Region annotation records

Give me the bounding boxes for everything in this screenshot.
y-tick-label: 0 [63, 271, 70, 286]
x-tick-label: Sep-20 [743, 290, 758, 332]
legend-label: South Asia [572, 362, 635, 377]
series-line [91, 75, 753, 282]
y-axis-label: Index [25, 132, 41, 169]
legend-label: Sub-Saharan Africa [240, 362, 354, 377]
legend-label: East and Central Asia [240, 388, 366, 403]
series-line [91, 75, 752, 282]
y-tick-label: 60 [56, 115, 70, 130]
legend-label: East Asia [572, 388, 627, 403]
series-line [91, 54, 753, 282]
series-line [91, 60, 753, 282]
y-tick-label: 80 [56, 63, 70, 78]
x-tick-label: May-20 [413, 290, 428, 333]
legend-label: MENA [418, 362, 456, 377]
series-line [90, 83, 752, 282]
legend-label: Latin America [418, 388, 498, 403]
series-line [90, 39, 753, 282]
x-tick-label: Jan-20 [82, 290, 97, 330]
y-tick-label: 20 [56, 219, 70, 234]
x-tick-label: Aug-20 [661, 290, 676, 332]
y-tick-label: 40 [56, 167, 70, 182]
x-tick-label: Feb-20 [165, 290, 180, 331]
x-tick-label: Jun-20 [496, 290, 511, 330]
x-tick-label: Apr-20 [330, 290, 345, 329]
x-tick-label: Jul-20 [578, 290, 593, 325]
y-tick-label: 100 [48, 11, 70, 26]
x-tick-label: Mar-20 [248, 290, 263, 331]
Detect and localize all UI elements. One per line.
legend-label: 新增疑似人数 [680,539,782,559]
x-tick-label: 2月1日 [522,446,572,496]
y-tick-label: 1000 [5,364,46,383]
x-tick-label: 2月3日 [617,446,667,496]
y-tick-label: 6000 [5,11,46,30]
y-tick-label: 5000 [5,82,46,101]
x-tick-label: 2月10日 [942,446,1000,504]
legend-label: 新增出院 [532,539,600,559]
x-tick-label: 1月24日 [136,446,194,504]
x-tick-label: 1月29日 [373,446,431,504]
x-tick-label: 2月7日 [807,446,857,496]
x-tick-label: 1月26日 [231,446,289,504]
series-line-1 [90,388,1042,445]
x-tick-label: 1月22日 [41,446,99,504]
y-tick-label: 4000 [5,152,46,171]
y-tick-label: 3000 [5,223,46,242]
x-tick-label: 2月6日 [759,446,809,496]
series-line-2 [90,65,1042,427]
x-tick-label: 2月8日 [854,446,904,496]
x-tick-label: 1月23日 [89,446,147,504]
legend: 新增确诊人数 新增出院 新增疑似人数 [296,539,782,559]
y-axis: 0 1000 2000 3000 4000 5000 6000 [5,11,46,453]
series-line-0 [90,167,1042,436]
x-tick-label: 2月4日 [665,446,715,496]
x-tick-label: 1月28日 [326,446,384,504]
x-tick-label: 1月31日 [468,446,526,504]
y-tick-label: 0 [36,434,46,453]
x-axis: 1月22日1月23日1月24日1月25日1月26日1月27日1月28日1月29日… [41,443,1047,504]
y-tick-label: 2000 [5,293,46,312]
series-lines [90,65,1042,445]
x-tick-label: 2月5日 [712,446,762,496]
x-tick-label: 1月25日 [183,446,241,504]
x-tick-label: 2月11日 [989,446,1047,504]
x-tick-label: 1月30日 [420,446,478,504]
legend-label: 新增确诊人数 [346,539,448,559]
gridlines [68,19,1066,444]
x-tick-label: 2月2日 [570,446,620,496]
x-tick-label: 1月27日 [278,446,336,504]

...

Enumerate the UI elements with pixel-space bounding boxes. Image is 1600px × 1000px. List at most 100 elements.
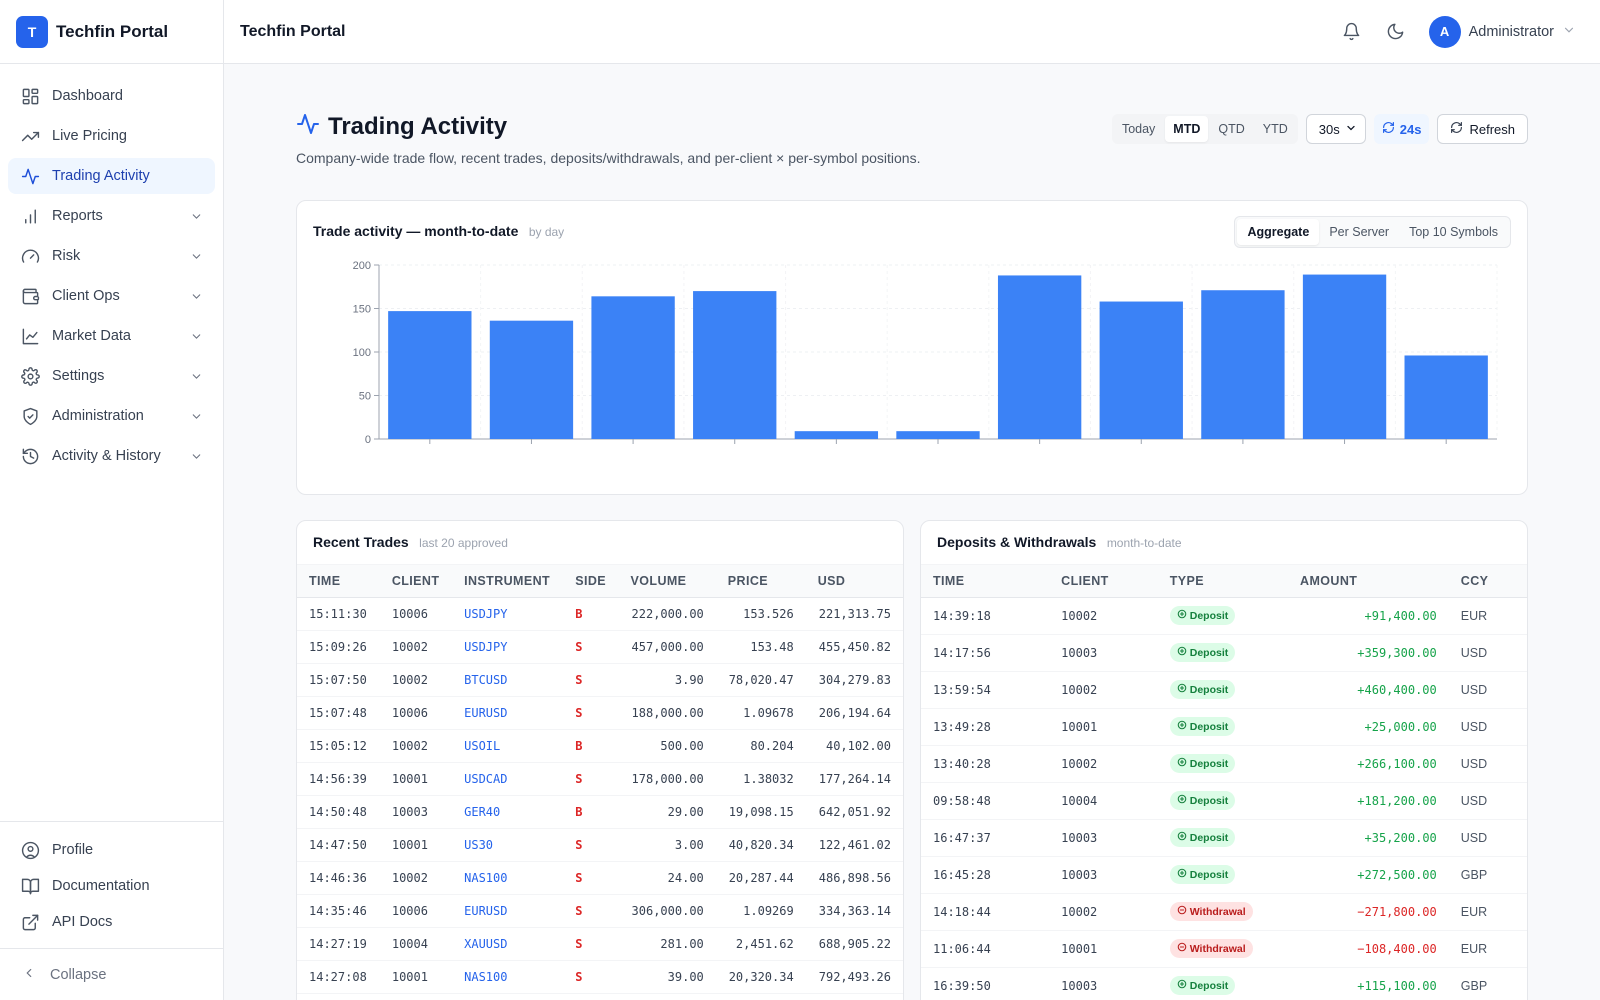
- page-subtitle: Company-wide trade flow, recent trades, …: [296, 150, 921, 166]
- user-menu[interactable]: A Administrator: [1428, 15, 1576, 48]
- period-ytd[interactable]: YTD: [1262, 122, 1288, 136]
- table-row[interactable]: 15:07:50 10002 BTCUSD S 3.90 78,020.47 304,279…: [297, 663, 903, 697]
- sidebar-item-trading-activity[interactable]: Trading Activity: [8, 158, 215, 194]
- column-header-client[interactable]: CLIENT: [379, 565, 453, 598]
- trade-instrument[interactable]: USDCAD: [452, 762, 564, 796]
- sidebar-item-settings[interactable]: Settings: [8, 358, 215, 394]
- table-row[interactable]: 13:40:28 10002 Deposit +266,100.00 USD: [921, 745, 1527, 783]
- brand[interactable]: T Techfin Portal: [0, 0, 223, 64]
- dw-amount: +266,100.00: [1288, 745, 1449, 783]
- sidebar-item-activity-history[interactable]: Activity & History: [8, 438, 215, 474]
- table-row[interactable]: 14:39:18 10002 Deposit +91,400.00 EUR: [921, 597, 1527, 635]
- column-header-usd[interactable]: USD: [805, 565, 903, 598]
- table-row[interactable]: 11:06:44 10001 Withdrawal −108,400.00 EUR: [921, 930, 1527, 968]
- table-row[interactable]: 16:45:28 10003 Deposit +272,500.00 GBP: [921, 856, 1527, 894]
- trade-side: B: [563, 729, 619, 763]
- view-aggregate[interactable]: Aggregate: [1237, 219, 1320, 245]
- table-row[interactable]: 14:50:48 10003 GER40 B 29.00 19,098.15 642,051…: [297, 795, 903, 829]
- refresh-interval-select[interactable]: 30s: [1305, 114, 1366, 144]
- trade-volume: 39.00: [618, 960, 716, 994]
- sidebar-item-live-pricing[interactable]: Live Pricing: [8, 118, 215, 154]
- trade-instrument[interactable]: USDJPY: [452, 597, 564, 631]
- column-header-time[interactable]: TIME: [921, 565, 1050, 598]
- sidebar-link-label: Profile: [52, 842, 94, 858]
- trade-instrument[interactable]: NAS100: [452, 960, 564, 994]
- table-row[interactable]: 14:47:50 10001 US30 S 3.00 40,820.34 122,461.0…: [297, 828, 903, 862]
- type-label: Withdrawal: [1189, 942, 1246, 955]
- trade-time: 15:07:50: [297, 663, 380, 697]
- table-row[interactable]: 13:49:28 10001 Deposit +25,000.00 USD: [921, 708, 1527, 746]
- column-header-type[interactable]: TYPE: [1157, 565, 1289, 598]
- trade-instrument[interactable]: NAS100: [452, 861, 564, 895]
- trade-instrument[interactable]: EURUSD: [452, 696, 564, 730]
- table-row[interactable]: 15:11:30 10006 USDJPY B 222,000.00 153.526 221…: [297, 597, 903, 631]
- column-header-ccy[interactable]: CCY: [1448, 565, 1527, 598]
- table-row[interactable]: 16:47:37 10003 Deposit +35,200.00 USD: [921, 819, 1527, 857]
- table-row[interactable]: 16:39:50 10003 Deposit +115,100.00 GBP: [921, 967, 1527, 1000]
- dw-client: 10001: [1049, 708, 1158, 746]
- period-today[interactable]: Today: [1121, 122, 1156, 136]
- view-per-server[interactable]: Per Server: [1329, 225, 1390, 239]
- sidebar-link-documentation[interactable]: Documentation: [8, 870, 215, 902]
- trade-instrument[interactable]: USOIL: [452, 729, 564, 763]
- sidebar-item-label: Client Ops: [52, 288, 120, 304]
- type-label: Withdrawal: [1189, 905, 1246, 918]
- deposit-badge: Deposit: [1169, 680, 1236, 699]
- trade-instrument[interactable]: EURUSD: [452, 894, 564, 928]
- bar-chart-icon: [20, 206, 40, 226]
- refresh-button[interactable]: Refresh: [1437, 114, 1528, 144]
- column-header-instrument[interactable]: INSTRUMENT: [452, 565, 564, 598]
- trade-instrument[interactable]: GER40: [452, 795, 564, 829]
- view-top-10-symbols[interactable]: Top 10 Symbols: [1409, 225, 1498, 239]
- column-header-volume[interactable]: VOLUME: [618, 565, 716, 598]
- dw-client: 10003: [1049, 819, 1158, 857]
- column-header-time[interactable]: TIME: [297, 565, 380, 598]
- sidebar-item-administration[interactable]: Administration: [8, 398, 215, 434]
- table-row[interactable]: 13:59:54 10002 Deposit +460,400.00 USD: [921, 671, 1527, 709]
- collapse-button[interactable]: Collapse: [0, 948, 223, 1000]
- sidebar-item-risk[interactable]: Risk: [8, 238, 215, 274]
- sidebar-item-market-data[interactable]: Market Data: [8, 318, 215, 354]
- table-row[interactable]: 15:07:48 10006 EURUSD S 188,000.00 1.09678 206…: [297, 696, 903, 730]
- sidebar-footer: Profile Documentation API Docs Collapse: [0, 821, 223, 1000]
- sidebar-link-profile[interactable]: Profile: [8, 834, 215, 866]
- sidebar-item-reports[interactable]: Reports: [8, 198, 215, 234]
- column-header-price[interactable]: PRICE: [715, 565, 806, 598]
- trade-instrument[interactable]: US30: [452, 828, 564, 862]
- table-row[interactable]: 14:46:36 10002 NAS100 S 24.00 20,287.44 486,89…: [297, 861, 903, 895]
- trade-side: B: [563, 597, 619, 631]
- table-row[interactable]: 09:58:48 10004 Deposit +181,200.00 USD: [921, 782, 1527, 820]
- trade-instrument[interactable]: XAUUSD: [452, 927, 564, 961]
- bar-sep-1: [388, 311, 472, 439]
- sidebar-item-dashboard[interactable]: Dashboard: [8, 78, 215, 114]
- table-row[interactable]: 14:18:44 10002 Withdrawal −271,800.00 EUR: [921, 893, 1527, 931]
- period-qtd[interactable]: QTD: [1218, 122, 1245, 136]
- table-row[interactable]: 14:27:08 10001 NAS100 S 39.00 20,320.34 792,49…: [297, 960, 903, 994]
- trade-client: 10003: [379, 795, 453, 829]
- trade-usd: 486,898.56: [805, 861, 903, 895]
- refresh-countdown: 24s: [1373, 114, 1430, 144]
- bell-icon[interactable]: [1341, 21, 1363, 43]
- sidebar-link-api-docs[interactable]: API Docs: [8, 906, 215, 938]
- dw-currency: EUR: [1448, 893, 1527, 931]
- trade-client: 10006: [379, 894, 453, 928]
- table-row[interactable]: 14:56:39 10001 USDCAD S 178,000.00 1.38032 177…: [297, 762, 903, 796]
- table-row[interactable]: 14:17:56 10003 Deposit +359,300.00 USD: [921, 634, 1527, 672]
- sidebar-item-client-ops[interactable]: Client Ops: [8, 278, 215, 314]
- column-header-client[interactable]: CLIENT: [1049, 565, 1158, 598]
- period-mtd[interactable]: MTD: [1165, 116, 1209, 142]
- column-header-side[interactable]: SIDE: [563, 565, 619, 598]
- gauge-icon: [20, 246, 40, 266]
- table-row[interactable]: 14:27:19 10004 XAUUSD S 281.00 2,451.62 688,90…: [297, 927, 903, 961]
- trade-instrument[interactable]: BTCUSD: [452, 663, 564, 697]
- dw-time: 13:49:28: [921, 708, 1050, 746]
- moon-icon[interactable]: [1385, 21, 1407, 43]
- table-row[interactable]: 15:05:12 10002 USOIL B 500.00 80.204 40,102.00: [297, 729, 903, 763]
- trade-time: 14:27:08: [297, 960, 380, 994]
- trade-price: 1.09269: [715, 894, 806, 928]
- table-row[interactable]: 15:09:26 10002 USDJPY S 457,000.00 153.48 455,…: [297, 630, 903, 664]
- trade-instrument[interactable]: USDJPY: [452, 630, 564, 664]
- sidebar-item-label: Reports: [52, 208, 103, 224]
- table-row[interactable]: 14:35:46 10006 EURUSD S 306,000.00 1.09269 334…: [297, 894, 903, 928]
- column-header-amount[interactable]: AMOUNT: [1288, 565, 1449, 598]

Requirement. Copy the rows verbatim, starting with the line that contains "Give me the" and ending with the line that contains "y-tick-label: 60 [56, 115, 70, 130]", both included.

Full answer.
Give me the bounding boxes for everything in this screenshot.
y-tick-label: 0 [63, 271, 70, 286]
x-tick-label: Sep-20 [743, 290, 758, 332]
legend-label: South Asia [572, 362, 635, 377]
series-line [91, 75, 753, 282]
y-axis-label: Index [25, 132, 41, 169]
legend-label: Sub-Saharan Africa [240, 362, 354, 377]
legend-label: East and Central Asia [240, 388, 366, 403]
series-line [91, 75, 752, 282]
y-tick-label: 60 [56, 115, 70, 130]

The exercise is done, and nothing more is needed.